** YOUR TASK **
Repeat the data that follows, word for word, without the images.

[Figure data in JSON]
● ● ● ●
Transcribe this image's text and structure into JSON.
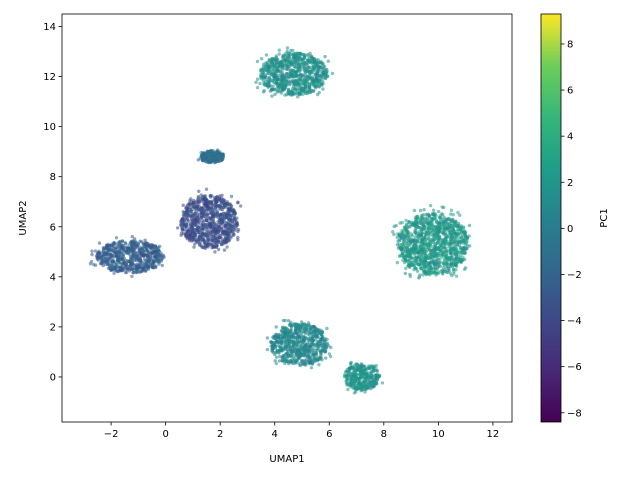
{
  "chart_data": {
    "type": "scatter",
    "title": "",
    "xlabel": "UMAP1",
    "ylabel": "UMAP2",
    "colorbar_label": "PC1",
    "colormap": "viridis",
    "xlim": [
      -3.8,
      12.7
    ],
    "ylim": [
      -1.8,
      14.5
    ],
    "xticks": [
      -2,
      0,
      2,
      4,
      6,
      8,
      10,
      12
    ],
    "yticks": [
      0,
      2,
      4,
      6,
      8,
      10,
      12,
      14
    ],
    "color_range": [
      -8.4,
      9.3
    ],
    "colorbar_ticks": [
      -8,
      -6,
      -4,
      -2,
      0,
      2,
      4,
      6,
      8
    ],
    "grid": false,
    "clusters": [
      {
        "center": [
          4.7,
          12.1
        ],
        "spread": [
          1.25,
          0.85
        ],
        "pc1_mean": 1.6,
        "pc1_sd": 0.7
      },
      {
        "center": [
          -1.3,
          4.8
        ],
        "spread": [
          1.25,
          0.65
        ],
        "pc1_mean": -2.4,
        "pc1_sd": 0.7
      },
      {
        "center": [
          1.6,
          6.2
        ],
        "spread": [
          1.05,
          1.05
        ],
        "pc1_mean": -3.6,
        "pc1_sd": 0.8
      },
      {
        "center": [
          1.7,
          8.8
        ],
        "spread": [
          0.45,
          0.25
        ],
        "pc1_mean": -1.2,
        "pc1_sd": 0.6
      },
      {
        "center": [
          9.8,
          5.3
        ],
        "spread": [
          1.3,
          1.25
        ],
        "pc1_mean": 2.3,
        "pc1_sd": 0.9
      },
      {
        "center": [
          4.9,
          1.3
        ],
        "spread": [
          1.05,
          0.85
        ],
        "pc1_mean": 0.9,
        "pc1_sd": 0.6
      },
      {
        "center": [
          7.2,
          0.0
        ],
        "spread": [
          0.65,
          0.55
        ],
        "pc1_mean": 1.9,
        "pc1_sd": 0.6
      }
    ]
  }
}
● ● ● ●
** EXERCISE OUTPUT **
Transcribe this image's text and structure into JSON.
{
  "chart_data": {
    "type": "scatter",
    "title": "",
    "xlabel": "UMAP1",
    "ylabel": "UMAP2",
    "colorbar_label": "PC1",
    "colormap": "viridis",
    "xlim": [
      -3.8,
      12.7
    ],
    "ylim": [
      -1.8,
      14.5
    ],
    "xticks": [
      -2,
      0,
      2,
      4,
      6,
      8,
      10,
      12
    ],
    "yticks": [
      0,
      2,
      4,
      6,
      8,
      10,
      12,
      14
    ],
    "color_range": [
      -8.4,
      9.3
    ],
    "colorbar_ticks": [
      -8,
      -6,
      -4,
      -2,
      0,
      2,
      4,
      6,
      8
    ],
    "grid": false,
    "clusters": [
      {
        "center": [
          4.7,
          12.1
        ],
        "spread": [
          1.25,
          0.85
        ],
        "pc1_mean": 1.6,
        "pc1_sd": 0.7
      },
      {
        "center": [
          -1.3,
          4.8
        ],
        "spread": [
          1.25,
          0.65
        ],
        "pc1_mean": -2.4,
        "pc1_sd": 0.7
      },
      {
        "center": [
          1.6,
          6.2
        ],
        "spread": [
          1.05,
          1.05
        ],
        "pc1_mean": -3.6,
        "pc1_sd": 0.8
      },
      {
        "center": [
          1.7,
          8.8
        ],
        "spread": [
          0.45,
          0.25
        ],
        "pc1_mean": -1.2,
        "pc1_sd": 0.6
      },
      {
        "center": [
          9.8,
          5.3
        ],
        "spread": [
          1.3,
          1.25
        ],
        "pc1_mean": 2.3,
        "pc1_sd": 0.9
      },
      {
        "center": [
          4.9,
          1.3
        ],
        "spread": [
          1.05,
          0.85
        ],
        "pc1_mean": 0.9,
        "pc1_sd": 0.6
      },
      {
        "center": [
          7.2,
          0.0
        ],
        "spread": [
          0.65,
          0.55
        ],
        "pc1_mean": 1.9,
        "pc1_sd": 0.6
      }
    ]
  }
}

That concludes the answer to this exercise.